[Dataset records]
============================================================

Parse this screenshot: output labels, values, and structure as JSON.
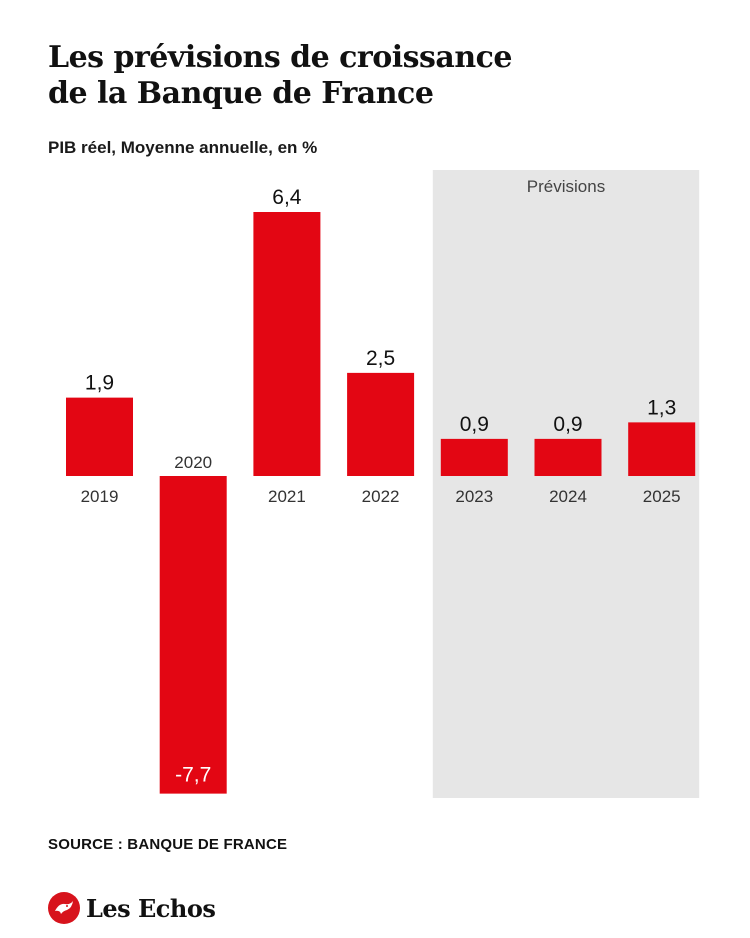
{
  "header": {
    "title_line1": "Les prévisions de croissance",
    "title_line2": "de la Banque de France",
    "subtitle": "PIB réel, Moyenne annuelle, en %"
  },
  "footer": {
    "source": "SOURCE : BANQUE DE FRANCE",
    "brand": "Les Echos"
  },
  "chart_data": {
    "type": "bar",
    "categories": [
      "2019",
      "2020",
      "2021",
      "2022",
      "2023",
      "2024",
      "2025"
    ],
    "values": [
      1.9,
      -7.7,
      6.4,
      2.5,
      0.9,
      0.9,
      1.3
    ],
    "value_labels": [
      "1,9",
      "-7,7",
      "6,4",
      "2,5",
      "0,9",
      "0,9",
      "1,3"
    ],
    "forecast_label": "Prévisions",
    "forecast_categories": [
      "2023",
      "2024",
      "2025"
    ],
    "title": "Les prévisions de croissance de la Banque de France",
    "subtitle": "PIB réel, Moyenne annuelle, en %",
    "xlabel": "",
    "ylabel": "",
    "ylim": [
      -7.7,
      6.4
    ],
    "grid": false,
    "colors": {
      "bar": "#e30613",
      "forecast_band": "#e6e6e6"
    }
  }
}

============================================================

## Stated task
Look for "values" and pull out every line that has it.

## Result below
Parse this screenshot: output labels, values, and structure as JSON.
    "values": [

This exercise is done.